● **Excerpts from a figure dataset**
== == ==
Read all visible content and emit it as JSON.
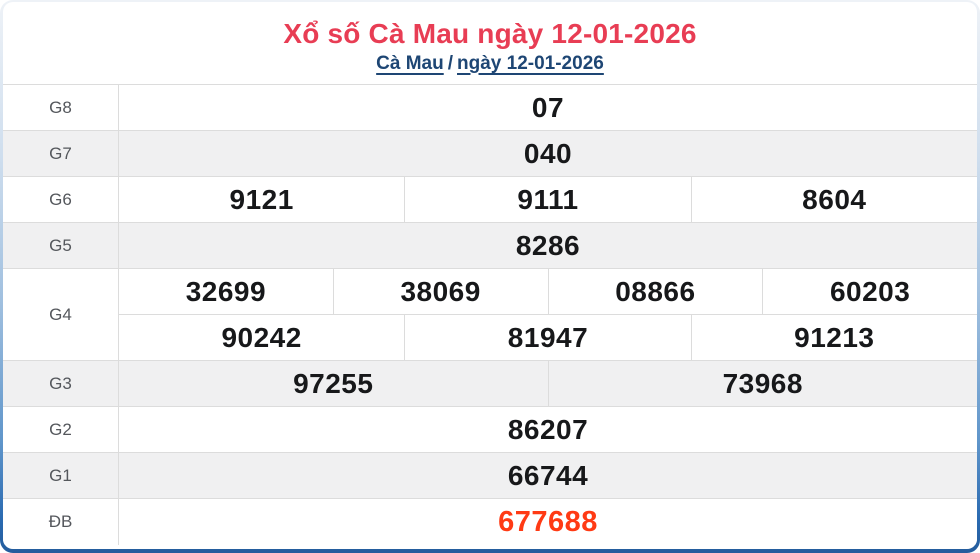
{
  "header": {
    "title": "Xổ số Cà Mau ngày 12-01-2026",
    "breadcrumb": {
      "province_link": "Cà Mau",
      "separator": "/",
      "date_link": "ngày 12-01-2026"
    }
  },
  "colors": {
    "title_red": "#e83d54",
    "link_navy": "#1e4674",
    "special_red": "#ff3a14",
    "row_alt_bg": "#f0f0f1",
    "cell_border": "#dcdcdc",
    "num_color": "#17181a",
    "label_color": "#54575c",
    "frame_blue_dark": "#245c9c",
    "frame_blue_light": "#eef2f7"
  },
  "table": {
    "rows": [
      {
        "label": "G8",
        "cells": [
          "07"
        ]
      },
      {
        "label": "G7",
        "cells": [
          "040"
        ]
      },
      {
        "label": "G6",
        "cells": [
          "9121",
          "9111",
          "8604"
        ]
      },
      {
        "label": "G5",
        "cells": [
          "8286"
        ]
      },
      {
        "label": "G4",
        "cells_row1": [
          "32699",
          "38069",
          "08866",
          "60203"
        ],
        "cells_row2": [
          "90242",
          "81947",
          "91213"
        ]
      },
      {
        "label": "G3",
        "cells": [
          "97255",
          "73968"
        ]
      },
      {
        "label": "G2",
        "cells": [
          "86207"
        ]
      },
      {
        "label": "G1",
        "cells": [
          "66744"
        ]
      },
      {
        "label": "ĐB",
        "cells": [
          "677688"
        ],
        "special": true
      }
    ]
  }
}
== == ==
● **What to produce**
Write out each entry exactly as given, but skip the pictures.

● **Worked solution**
Read all visible content and emit it as JSON.
{
  "header": {
    "title": "Xổ số Cà Mau ngày 12-01-2026",
    "breadcrumb": {
      "province_link": "Cà Mau",
      "separator": "/",
      "date_link": "ngày 12-01-2026"
    }
  },
  "colors": {
    "title_red": "#e83d54",
    "link_navy": "#1e4674",
    "special_red": "#ff3a14",
    "row_alt_bg": "#f0f0f1",
    "cell_border": "#dcdcdc",
    "num_color": "#17181a",
    "label_color": "#54575c",
    "frame_blue_dark": "#245c9c",
    "frame_blue_light": "#eef2f7"
  },
  "table": {
    "rows": [
      {
        "label": "G8",
        "cells": [
          "07"
        ]
      },
      {
        "label": "G7",
        "cells": [
          "040"
        ]
      },
      {
        "label": "G6",
        "cells": [
          "9121",
          "9111",
          "8604"
        ]
      },
      {
        "label": "G5",
        "cells": [
          "8286"
        ]
      },
      {
        "label": "G4",
        "cells_row1": [
          "32699",
          "38069",
          "08866",
          "60203"
        ],
        "cells_row2": [
          "90242",
          "81947",
          "91213"
        ]
      },
      {
        "label": "G3",
        "cells": [
          "97255",
          "73968"
        ]
      },
      {
        "label": "G2",
        "cells": [
          "86207"
        ]
      },
      {
        "label": "G1",
        "cells": [
          "66744"
        ]
      },
      {
        "label": "ĐB",
        "cells": [
          "677688"
        ],
        "special": true
      }
    ]
  }
}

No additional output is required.